**The problem:**
Print out each entry below exactly, please.

(Rows from a figure dataset)
□ □ □ □ □ □ □

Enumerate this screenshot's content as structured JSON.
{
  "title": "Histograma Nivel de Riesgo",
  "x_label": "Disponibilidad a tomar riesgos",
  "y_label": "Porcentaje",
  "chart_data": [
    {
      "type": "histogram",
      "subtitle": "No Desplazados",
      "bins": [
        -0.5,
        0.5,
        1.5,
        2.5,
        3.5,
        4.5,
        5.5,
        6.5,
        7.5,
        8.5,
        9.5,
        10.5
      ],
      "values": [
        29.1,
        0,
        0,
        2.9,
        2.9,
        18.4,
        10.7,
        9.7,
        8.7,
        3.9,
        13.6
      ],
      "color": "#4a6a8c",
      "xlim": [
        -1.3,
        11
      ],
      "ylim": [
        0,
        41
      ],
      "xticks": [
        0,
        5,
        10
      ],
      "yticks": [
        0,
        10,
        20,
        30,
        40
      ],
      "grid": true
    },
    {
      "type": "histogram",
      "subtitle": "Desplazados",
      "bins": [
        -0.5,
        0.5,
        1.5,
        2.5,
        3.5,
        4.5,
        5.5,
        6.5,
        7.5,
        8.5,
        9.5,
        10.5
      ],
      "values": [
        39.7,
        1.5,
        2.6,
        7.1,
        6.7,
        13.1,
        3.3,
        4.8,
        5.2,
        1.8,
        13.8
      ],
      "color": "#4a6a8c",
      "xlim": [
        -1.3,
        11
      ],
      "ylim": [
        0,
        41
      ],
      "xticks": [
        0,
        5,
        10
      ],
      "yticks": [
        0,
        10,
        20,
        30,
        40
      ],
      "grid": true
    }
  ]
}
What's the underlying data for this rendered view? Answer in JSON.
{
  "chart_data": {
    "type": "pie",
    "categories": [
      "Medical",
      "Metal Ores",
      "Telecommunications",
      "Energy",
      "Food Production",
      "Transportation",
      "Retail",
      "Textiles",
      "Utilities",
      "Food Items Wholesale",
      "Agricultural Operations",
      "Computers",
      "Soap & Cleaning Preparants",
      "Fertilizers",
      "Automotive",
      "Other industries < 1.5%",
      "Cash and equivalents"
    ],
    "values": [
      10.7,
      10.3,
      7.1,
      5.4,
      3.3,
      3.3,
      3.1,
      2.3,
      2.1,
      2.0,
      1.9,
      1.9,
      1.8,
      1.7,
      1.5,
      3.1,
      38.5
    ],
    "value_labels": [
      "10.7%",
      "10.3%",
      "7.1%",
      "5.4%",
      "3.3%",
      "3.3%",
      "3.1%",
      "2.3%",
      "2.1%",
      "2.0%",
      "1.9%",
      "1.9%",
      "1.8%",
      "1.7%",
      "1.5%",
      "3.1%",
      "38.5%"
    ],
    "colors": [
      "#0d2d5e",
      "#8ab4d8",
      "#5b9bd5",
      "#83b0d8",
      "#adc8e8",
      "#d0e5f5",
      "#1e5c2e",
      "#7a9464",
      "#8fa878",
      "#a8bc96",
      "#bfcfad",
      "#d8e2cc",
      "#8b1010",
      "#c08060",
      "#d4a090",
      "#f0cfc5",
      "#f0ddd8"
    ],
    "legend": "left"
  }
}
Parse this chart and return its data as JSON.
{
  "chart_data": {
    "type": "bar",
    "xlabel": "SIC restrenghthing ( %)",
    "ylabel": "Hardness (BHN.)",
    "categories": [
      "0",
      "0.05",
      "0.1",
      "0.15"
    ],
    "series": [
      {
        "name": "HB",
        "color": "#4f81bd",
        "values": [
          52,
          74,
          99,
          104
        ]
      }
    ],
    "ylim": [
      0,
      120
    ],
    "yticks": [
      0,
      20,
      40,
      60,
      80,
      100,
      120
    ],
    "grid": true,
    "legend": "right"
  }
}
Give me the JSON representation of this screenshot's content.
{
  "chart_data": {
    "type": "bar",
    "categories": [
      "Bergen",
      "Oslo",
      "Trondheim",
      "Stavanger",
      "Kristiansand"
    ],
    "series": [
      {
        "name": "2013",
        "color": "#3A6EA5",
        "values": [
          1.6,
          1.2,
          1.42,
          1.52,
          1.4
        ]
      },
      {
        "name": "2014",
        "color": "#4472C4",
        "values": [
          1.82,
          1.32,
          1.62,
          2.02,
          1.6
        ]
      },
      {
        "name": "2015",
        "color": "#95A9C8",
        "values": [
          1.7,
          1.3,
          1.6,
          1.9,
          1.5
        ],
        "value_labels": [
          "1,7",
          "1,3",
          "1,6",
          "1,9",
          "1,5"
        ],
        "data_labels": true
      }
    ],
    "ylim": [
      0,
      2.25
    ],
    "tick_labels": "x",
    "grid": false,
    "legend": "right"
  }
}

□ □ □ □ □ □ □

**Exercise answer:**
Enumerate this screenshot's content as structured JSON.
{
  "title": "Histograma Nivel de Riesgo",
  "x_label": "Disponibilidad a tomar riesgos",
  "y_label": "Porcentaje",
  "chart_data": [
    {
      "type": "histogram",
      "subtitle": "No Desplazados",
      "bins": [
        -0.5,
        0.5,
        1.5,
        2.5,
        3.5,
        4.5,
        5.5,
        6.5,
        7.5,
        8.5,
        9.5,
        10.5
      ],
      "values": [
        29.1,
        0,
        0,
        2.9,
        2.9,
        18.4,
        10.7,
        9.7,
        8.7,
        3.9,
        13.6
      ],
      "color": "#4a6a8c",
      "xlim": [
        -1.3,
        11
      ],
      "ylim": [
        0,
        41
      ],
      "xticks": [
        0,
        5,
        10
      ],
      "yticks": [
        0,
        10,
        20,
        30,
        40
      ],
      "grid": true
    },
    {
      "type": "histogram",
      "subtitle": "Desplazados",
      "bins": [
        -0.5,
        0.5,
        1.5,
        2.5,
        3.5,
        4.5,
        5.5,
        6.5,
        7.5,
        8.5,
        9.5,
        10.5
      ],
      "values": [
        39.7,
        1.5,
        2.6,
        7.1,
        6.7,
        13.1,
        3.3,
        4.8,
        5.2,
        1.8,
        13.8
      ],
      "color": "#4a6a8c",
      "xlim": [
        -1.3,
        11
      ],
      "ylim": [
        0,
        41
      ],
      "xticks": [
        0,
        5,
        10
      ],
      "yticks": [
        0,
        10,
        20,
        30,
        40
      ],
      "grid": true
    }
  ]
}
What's the underlying data for this rendered view? Answer in JSON.
{
  "chart_data": {
    "type": "pie",
    "categories": [
      "Medical",
      "Metal Ores",
      "Telecommunications",
      "Energy",
      "Food Production",
      "Transportation",
      "Retail",
      "Textiles",
      "Utilities",
      "Food Items Wholesale",
      "Agricultural Operations",
      "Computers",
      "Soap & Cleaning Preparants",
      "Fertilizers",
      "Automotive",
      "Other industries < 1.5%",
      "Cash and equivalents"
    ],
    "values": [
      10.7,
      10.3,
      7.1,
      5.4,
      3.3,
      3.3,
      3.1,
      2.3,
      2.1,
      2.0,
      1.9,
      1.9,
      1.8,
      1.7,
      1.5,
      3.1,
      38.5
    ],
    "value_labels": [
      "10.7%",
      "10.3%",
      "7.1%",
      "5.4%",
      "3.3%",
      "3.3%",
      "3.1%",
      "2.3%",
      "2.1%",
      "2.0%",
      "1.9%",
      "1.9%",
      "1.8%",
      "1.7%",
      "1.5%",
      "3.1%",
      "38.5%"
    ],
    "colors": [
      "#0d2d5e",
      "#8ab4d8",
      "#5b9bd5",
      "#83b0d8",
      "#adc8e8",
      "#d0e5f5",
      "#1e5c2e",
      "#7a9464",
      "#8fa878",
      "#a8bc96",
      "#bfcfad",
      "#d8e2cc",
      "#8b1010",
      "#c08060",
      "#d4a090",
      "#f0cfc5",
      "#f0ddd8"
    ],
    "legend": "left"
  }
}
Parse this chart and return its data as JSON.
{
  "chart_data": {
    "type": "bar",
    "xlabel": "SIC restrenghthing ( %)",
    "ylabel": "Hardness (BHN.)",
    "categories": [
      "0",
      "0.05",
      "0.1",
      "0.15"
    ],
    "series": [
      {
        "name": "HB",
        "color": "#4f81bd",
        "values": [
          52,
          74,
          99,
          104
        ]
      }
    ],
    "ylim": [
      0,
      120
    ],
    "yticks": [
      0,
      20,
      40,
      60,
      80,
      100,
      120
    ],
    "grid": true,
    "legend": "right"
  }
}
Give me the JSON representation of this screenshot's content.
{
  "chart_data": {
    "type": "bar",
    "categories": [
      "Bergen",
      "Oslo",
      "Trondheim",
      "Stavanger",
      "Kristiansand"
    ],
    "series": [
      {
        "name": "2013",
        "color": "#3A6EA5",
        "values": [
          1.6,
          1.2,
          1.42,
          1.52,
          1.4
        ]
      },
      {
        "name": "2014",
        "color": "#4472C4",
        "values": [
          1.82,
          1.32,
          1.62,
          2.02,
          1.6
        ]
      },
      {
        "name": "2015",
        "color": "#95A9C8",
        "values": [
          1.7,
          1.3,
          1.6,
          1.9,
          1.5
        ],
        "value_labels": [
          "1,7",
          "1,3",
          "1,6",
          "1,9",
          "1,5"
        ],
        "data_labels": true
      }
    ],
    "ylim": [
      0,
      2.25
    ],
    "tick_labels": "x",
    "grid": false,
    "legend": "right"
  }
}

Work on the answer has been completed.